***** RECORDS FOR THE EXERCISE

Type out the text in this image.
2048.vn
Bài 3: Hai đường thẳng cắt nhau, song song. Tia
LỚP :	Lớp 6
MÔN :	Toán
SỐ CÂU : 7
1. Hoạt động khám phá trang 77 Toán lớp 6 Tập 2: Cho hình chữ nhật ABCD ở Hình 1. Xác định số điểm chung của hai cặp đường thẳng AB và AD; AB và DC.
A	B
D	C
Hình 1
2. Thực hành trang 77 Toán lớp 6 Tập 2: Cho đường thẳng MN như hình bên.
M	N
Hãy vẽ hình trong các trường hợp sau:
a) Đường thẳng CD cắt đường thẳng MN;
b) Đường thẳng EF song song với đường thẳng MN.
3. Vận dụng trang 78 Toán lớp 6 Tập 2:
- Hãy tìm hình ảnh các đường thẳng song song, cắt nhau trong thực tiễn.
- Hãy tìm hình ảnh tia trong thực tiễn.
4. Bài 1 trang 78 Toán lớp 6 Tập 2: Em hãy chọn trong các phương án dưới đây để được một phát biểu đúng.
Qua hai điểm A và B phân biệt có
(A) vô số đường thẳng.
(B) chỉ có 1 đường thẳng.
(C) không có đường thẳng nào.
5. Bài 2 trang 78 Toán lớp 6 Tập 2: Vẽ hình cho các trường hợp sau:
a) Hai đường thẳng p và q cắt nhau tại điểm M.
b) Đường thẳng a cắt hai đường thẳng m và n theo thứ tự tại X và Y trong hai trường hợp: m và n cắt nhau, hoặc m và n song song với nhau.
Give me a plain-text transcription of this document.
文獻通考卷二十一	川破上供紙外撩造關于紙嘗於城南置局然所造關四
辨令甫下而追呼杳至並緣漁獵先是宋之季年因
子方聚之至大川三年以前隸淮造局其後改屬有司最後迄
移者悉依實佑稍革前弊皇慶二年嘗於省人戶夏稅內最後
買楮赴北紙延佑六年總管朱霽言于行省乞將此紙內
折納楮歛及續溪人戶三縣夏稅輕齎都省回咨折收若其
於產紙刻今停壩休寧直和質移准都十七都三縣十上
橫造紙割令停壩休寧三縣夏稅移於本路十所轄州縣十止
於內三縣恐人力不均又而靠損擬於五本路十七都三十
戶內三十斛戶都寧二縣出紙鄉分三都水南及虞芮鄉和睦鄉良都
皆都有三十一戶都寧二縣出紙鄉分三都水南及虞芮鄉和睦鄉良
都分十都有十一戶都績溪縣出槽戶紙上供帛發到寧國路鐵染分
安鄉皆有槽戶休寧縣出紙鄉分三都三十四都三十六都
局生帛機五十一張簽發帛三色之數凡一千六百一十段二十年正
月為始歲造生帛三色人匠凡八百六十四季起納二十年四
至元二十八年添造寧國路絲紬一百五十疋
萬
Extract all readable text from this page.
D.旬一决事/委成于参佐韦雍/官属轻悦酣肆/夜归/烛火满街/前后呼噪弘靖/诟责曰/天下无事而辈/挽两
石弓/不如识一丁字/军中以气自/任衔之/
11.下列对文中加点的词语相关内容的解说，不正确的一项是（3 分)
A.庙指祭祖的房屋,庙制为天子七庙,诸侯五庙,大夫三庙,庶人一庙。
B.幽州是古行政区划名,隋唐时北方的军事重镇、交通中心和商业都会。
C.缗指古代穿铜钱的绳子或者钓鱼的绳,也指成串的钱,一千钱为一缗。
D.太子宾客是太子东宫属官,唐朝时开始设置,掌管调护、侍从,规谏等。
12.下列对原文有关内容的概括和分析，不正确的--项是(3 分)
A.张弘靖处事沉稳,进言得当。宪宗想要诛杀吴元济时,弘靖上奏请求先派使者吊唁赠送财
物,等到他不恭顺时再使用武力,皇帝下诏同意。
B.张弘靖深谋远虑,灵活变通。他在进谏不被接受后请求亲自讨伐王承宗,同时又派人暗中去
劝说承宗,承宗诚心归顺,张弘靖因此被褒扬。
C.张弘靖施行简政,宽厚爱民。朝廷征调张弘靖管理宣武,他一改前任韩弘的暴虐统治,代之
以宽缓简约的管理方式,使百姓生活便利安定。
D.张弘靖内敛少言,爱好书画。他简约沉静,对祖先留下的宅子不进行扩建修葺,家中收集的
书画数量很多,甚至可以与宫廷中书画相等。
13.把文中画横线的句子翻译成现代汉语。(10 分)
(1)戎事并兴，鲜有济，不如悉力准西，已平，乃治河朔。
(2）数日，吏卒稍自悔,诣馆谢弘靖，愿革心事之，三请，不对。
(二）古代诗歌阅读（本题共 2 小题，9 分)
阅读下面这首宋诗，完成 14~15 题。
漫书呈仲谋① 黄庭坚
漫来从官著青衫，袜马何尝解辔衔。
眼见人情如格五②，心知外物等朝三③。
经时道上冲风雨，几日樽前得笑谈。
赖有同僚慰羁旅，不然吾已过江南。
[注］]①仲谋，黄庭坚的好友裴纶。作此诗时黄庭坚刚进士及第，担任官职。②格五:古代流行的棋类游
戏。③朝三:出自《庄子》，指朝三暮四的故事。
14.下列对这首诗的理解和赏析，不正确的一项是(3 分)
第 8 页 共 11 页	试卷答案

**********

WORK TO COMPLETE:
The records above should be repeated in full, exactly as given.

OUTPUT OF THE TASK:
Type out the text in this image.
2048.vn
Bài 3: Hai đường thẳng cắt nhau, song song. Tia
LỚP :	Lớp 6
MÔN :	Toán
SỐ CÂU : 7
1. Hoạt động khám phá trang 77 Toán lớp 6 Tập 2: Cho hình chữ nhật ABCD ở Hình 1. Xác định số điểm chung của hai cặp đường thẳng AB và AD; AB và DC.
A	B
D	C
Hình 1
2. Thực hành trang 77 Toán lớp 6 Tập 2: Cho đường thẳng MN như hình bên.
M	N
Hãy vẽ hình trong các trường hợp sau:
a) Đường thẳng CD cắt đường thẳng MN;
b) Đường thẳng EF song song với đường thẳng MN.
3. Vận dụng trang 78 Toán lớp 6 Tập 2:
- Hãy tìm hình ảnh các đường thẳng song song, cắt nhau trong thực tiễn.
- Hãy tìm hình ảnh tia trong thực tiễn.
4. Bài 1 trang 78 Toán lớp 6 Tập 2: Em hãy chọn trong các phương án dưới đây để được một phát biểu đúng.
Qua hai điểm A và B phân biệt có
(A) vô số đường thẳng.
(B) chỉ có 1 đường thẳng.
(C) không có đường thẳng nào.
5. Bài 2 trang 78 Toán lớp 6 Tập 2: Vẽ hình cho các trường hợp sau:
a) Hai đường thẳng p và q cắt nhau tại điểm M.
b) Đường thẳng a cắt hai đường thẳng m và n theo thứ tự tại X và Y trong hai trường hợp: m và n cắt nhau, hoặc m và n song song với nhau.
Give me a plain-text transcription of this document.
文獻通考卷二十一	川破上供紙外撩造關于紙嘗於城南置局然所造關四
辨令甫下而追呼杳至並緣漁獵先是宋之季年因
子方聚之至大川三年以前隸淮造局其後改屬有司最後迄
移者悉依實佑稍革前弊皇慶二年嘗於省人戶夏稅內最後
買楮赴北紙延佑六年總管朱霽言于行省乞將此紙內
折納楮歛及續溪人戶三縣夏稅輕齎都省回咨折收若其
於產紙刻今停壩休寧直和質移准都十七都三縣十上
橫造紙割令停壩休寧三縣夏稅移於本路十所轄州縣十止
於內三縣恐人力不均又而靠損擬於五本路十七都三十
戶內三十斛戶都寧二縣出紙鄉分三都水南及虞芮鄉和睦鄉良都
皆都有三十一戶都寧二縣出紙鄉分三都水南及虞芮鄉和睦鄉良
都分十都有十一戶都績溪縣出槽戶紙上供帛發到寧國路鐵染分
安鄉皆有槽戶休寧縣出紙鄉分三都三十四都三十六都
局生帛機五十一張簽發帛三色之數凡一千六百一十段二十年正
月為始歲造生帛三色人匠凡八百六十四季起納二十年四
至元二十八年添造寧國路絲紬一百五十疋
萬
Extract all readable text from this page.
D.旬一决事/委成于参佐韦雍/官属轻悦酣肆/夜归/烛火满街/前后呼噪弘靖/诟责曰/天下无事而辈/挽两
石弓/不如识一丁字/军中以气自/任衔之/
11.下列对文中加点的词语相关内容的解说，不正确的一项是（3 分)
A.庙指祭祖的房屋,庙制为天子七庙,诸侯五庙,大夫三庙,庶人一庙。
B.幽州是古行政区划名,隋唐时北方的军事重镇、交通中心和商业都会。
C.缗指古代穿铜钱的绳子或者钓鱼的绳,也指成串的钱,一千钱为一缗。
D.太子宾客是太子东宫属官,唐朝时开始设置,掌管调护、侍从,规谏等。
12.下列对原文有关内容的概括和分析，不正确的--项是(3 分)
A.张弘靖处事沉稳,进言得当。宪宗想要诛杀吴元济时,弘靖上奏请求先派使者吊唁赠送财
物,等到他不恭顺时再使用武力,皇帝下诏同意。
B.张弘靖深谋远虑,灵活变通。他在进谏不被接受后请求亲自讨伐王承宗,同时又派人暗中去
劝说承宗,承宗诚心归顺,张弘靖因此被褒扬。
C.张弘靖施行简政,宽厚爱民。朝廷征调张弘靖管理宣武,他一改前任韩弘的暴虐统治,代之
以宽缓简约的管理方式,使百姓生活便利安定。
D.张弘靖内敛少言,爱好书画。他简约沉静,对祖先留下的宅子不进行扩建修葺,家中收集的
书画数量很多,甚至可以与宫廷中书画相等。
13.把文中画横线的句子翻译成现代汉语。(10 分)
(1)戎事并兴，鲜有济，不如悉力准西，已平，乃治河朔。
(2）数日，吏卒稍自悔,诣馆谢弘靖，愿革心事之，三请，不对。
(二）古代诗歌阅读（本题共 2 小题，9 分)
阅读下面这首宋诗，完成 14~15 题。
漫书呈仲谋① 黄庭坚
漫来从官著青衫，袜马何尝解辔衔。
眼见人情如格五②，心知外物等朝三③。
经时道上冲风雨，几日樽前得笑谈。
赖有同僚慰羁旅，不然吾已过江南。
[注］]①仲谋，黄庭坚的好友裴纶。作此诗时黄庭坚刚进士及第，担任官职。②格五:古代流行的棋类游
戏。③朝三:出自《庄子》，指朝三暮四的故事。
14.下列对这首诗的理解和赏析，不正确的一项是(3 分)
第 8 页 共 11 页	试卷答案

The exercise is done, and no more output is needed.